Trascrivi senza modifiche le righe dei record dalla riga con "27, 197, 33]" fino alla riga con "513, 446, 522]", quest'ultima inclusa.
____________
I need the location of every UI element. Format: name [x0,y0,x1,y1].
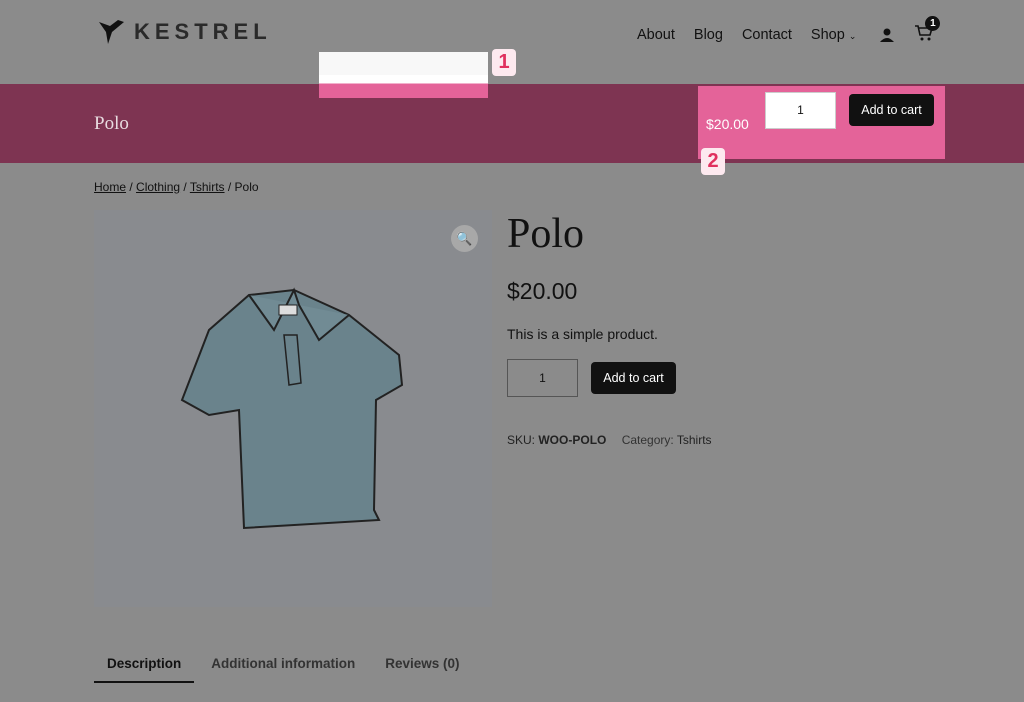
sku-label: SKU: [507,433,536,447]
band-product-title: Polo [94,113,129,134]
category-label: Category: [621,433,674,447]
product-image[interactable] [94,210,492,607]
annotation-badge-1: 1 [492,49,516,76]
tab-description[interactable]: Description [94,656,195,683]
sku-value: WOO-POLO [538,433,607,447]
product-tabs: Description Additional information Revie… [94,656,477,683]
add-to-cart-button[interactable]: Add to cart [591,362,676,394]
product-meta: SKU: WOO-POLO Category: Tshirts [507,433,712,447]
breadcrumb-clothing[interactable]: Clothing [136,180,180,194]
sticky-price: $20.00 [706,116,749,132]
chevron-down-icon: ⌄ [848,31,857,41]
highlight-region-1 [319,52,488,98]
nav-shop-label: Shop [810,27,845,43]
main-nav: About Blog Contact Shop ⌄ 1 [637,16,941,46]
nav-shop[interactable]: Shop ⌄ [811,27,856,43]
account-icon[interactable] [879,27,895,43]
annotation-badge-2: 2 [701,148,725,175]
product-price: $20.00 [507,278,578,304]
tab-additional-information[interactable]: Additional information [198,656,368,683]
cart-button[interactable]: 1 [914,16,941,46]
product-description: This is a simple product. [507,326,658,342]
site-logo[interactable]: KESTREL [98,18,272,46]
polo-shirt-image [180,287,404,530]
cart-count-badge: 1 [925,16,941,31]
nav-contact[interactable]: Contact [742,27,792,43]
sticky-quantity-input[interactable]: 1 [765,92,836,129]
logo-text: KESTREL [134,19,272,44]
bird-logo-icon [99,20,124,44]
sticky-add-to-cart-button[interactable]: Add to cart [849,94,934,126]
category-link[interactable]: Tshirts [677,433,712,447]
breadcrumb: Home / Clothing / Tshirts / Polo [94,180,259,194]
product-title: Polo [507,211,585,257]
nav-blog[interactable]: Blog [694,27,723,43]
tab-reviews[interactable]: Reviews (0) [372,656,472,683]
breadcrumb-tshirts[interactable]: Tshirts [190,180,225,194]
breadcrumb-current: Polo [234,180,259,194]
nav-about[interactable]: About [637,27,675,43]
quantity-input[interactable]: 1 [507,359,578,397]
breadcrumb-home[interactable]: Home [94,180,126,194]
sticky-add-to-cart: $20.00 1 Add to cart [698,86,945,159]
magnifier-icon: 🔍 [456,230,473,246]
image-zoom-button[interactable]: 🔍 [451,225,478,252]
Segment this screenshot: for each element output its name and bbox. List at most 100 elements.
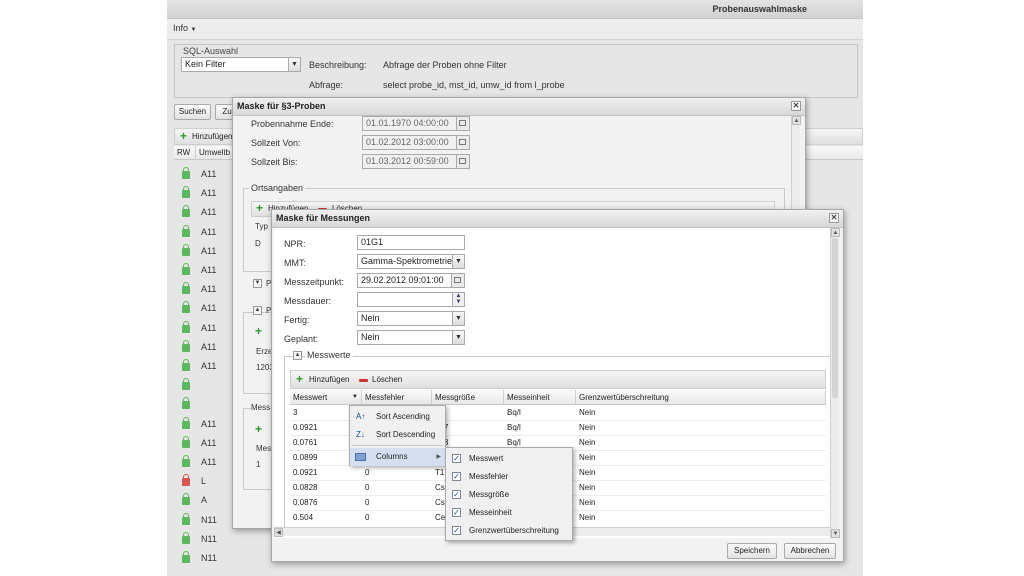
chevron-down-icon: ▼	[190, 27, 197, 33]
lock-open-icon	[182, 320, 190, 333]
scroll-thumb[interactable]	[832, 238, 838, 398]
submenu-item-column[interactable]: ✓ Messgröße	[446, 486, 572, 504]
npr-label: NPR:	[284, 239, 306, 249]
cell-grenz: Nein	[579, 408, 596, 417]
row-umweltbereich: A11	[201, 341, 217, 352]
chevron-down-icon[interactable]: ▼	[452, 312, 464, 325]
cell-messgroesse: Ce	[435, 513, 446, 522]
save-button[interactable]: Speichern	[727, 543, 777, 559]
add-button[interactable]: Hinzufügen	[192, 132, 232, 141]
cell-messwert: 0.0828	[293, 483, 318, 492]
column-header-messeinheit[interactable]: Messeinheit	[504, 390, 576, 405]
lock-open-icon	[182, 493, 190, 506]
row-umweltbereich: A11	[201, 245, 217, 256]
collapse-icon[interactable]: ▲	[293, 351, 302, 360]
column-header-messfehler[interactable]: Messfehler	[362, 390, 432, 405]
probennahme-ende-label: Probennahme Ende:	[251, 119, 334, 129]
plus-icon[interactable]: +	[255, 422, 262, 436]
fertig-select[interactable]: Nein ▼	[357, 311, 465, 326]
menu-item-columns[interactable]: Columns ▶	[350, 448, 445, 466]
row-umweltbereich: A11	[201, 303, 217, 314]
cell-messwert: 0.0921	[293, 423, 318, 432]
row-umweltbereich: L	[201, 476, 207, 487]
chevron-down-icon[interactable]: ▼	[452, 331, 464, 344]
calendar-icon[interactable]	[456, 155, 469, 168]
messungen-window-title-bar[interactable]: Maske für Messungen ✕	[272, 210, 843, 228]
scroll-down-icon[interactable]: ▼	[831, 529, 840, 538]
chevron-down-icon[interactable]: ▼	[452, 255, 464, 268]
collapse-icon[interactable]: ▲	[253, 306, 262, 315]
probennahme-ende-field[interactable]: 01.01.1970 04:00:00	[362, 116, 470, 131]
close-icon[interactable]: ✕	[829, 213, 839, 223]
messwerte-toolbar: + Hinzufügen Löschen	[290, 370, 826, 389]
geplant-select[interactable]: Nein ▼	[357, 330, 465, 345]
erzeuger-column[interactable]: Erze	[256, 347, 272, 356]
search-button[interactable]: Suchen	[174, 104, 211, 120]
submenu-item-column[interactable]: ✓ Grenzwertüberschreitung	[446, 522, 572, 540]
column-header-rw[interactable]: RW	[174, 146, 196, 159]
cell-messwert: 0.0899	[293, 453, 318, 462]
messdauer-field[interactable]: ▲ ▼	[357, 292, 465, 307]
cell-grenz: Nein	[579, 513, 596, 522]
cell-messgroesse: Cs	[435, 498, 445, 507]
menu-item-sort-descending[interactable]: Z↓ Sort Descending	[350, 426, 445, 444]
checkbox-icon[interactable]: ✓	[452, 472, 461, 481]
app-title: Probenauswahlmaske	[712, 4, 807, 14]
messwerte-add-button[interactable]: Hinzufügen	[309, 375, 349, 384]
column-header-messgroesse[interactable]: Messgröße	[432, 390, 504, 405]
query-value: select probe_id, mst_id, umw_id from l_p…	[383, 80, 565, 90]
column-header-grenzwert[interactable]: Grenzwertüberschreitung	[576, 390, 826, 405]
calendar-icon[interactable]	[456, 117, 469, 130]
plus-icon: +	[180, 129, 188, 143]
messzeitpunkt-field[interactable]: 29.02.2012 09:01:00	[357, 273, 465, 288]
submenu-item-column[interactable]: ✓ Messwert	[446, 450, 572, 468]
scroll-left-icon[interactable]: ◀	[274, 528, 283, 537]
column-header-messwert[interactable]: Messwert ▼	[290, 390, 362, 405]
cell-grenz: Nein	[579, 423, 596, 432]
lock-open-icon	[182, 263, 190, 275]
sollzeit-bis-field[interactable]: 01.03.2012 00:59:00	[362, 154, 470, 169]
row-umweltbereich: N11	[201, 533, 217, 544]
description-label: Beschreibung:	[309, 60, 367, 70]
lock-open-icon	[182, 551, 190, 563]
submenu-item-column[interactable]: ✓ Messfehler	[446, 468, 572, 486]
npr-field[interactable]: 01G1	[357, 235, 465, 250]
query-label: Abfrage:	[309, 80, 344, 90]
checkbox-icon[interactable]: ✓	[452, 490, 461, 499]
row-umweltbereich: A11	[201, 437, 217, 448]
chevron-down-icon[interactable]: ▼	[352, 390, 358, 405]
cell-messfehler: 0	[365, 498, 370, 507]
sollzeit-von-field[interactable]: 01.02.2012 03:00:00	[362, 135, 470, 150]
lock-open-icon	[182, 205, 190, 218]
app-title-bar: Probenauswahlmaske	[167, 0, 863, 19]
chevron-down-icon[interactable]: ▼	[288, 58, 300, 71]
calendar-icon[interactable]	[451, 274, 464, 287]
sort-descending-icon: Z↓	[356, 430, 365, 439]
calendar-icon[interactable]	[456, 136, 469, 149]
row-umweltbereich: A11	[201, 322, 217, 333]
columns-icon	[355, 453, 366, 461]
checkbox-icon[interactable]: ✓	[452, 508, 461, 517]
spinner-icon[interactable]: ▲ ▼	[452, 293, 464, 306]
cell-messfehler: 0	[365, 513, 370, 522]
scroll-up-icon[interactable]: ▲	[831, 228, 840, 237]
sollzeit-bis-label: Sollzeit Bis:	[251, 157, 298, 167]
probe-window-title-bar[interactable]: Maske für §3-Proben ✕	[233, 98, 805, 116]
filter-select[interactable]: Kein Filter ▼	[181, 57, 301, 72]
menu-info[interactable]: Info ▼	[173, 23, 196, 33]
messzeitpunkt-label: Messzeitpunkt:	[284, 277, 345, 287]
scroll-up-icon[interactable]: ▲	[792, 116, 801, 125]
cancel-button[interactable]: Abbrechen	[784, 543, 836, 559]
messungen-window-scrollbar[interactable]: ▲ ▼	[830, 228, 840, 538]
checkbox-icon[interactable]: ✓	[452, 526, 461, 535]
ortsangaben-column-typ[interactable]: Typ	[255, 222, 268, 231]
messwerte-delete-button[interactable]: Löschen	[372, 375, 402, 384]
checkbox-icon[interactable]: ✓	[452, 454, 461, 463]
submenu-item-column[interactable]: ✓ Messeinheit	[446, 504, 572, 522]
menu-item-sort-ascending[interactable]: A↑ Sort Ascending	[350, 408, 445, 426]
cell-messwert: 3	[293, 408, 298, 417]
mmt-select[interactable]: Gamma-Spektrometrie ▼	[357, 254, 465, 269]
collapse-icon[interactable]: ▼	[253, 279, 262, 288]
close-icon[interactable]: ✕	[791, 101, 801, 111]
plus-icon[interactable]: +	[255, 324, 262, 338]
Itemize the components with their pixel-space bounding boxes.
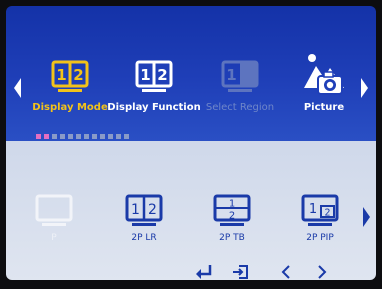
____________
= Risposta scritta =
chevron-down-icon: ▼	[190, 27, 197, 33]
lock-open-icon	[182, 320, 190, 333]
scroll-thumb[interactable]	[832, 238, 838, 398]
submenu-item-column[interactable]: ✓ Messgröße	[446, 486, 572, 504]
npr-label: NPR:	[284, 239, 306, 249]
cell-grenz: Nein	[579, 408, 596, 417]
row-umweltbereich: A11	[201, 341, 217, 352]
chevron-down-icon[interactable]: ▼	[452, 312, 464, 325]
cell-messgroesse: Ce	[435, 513, 446, 522]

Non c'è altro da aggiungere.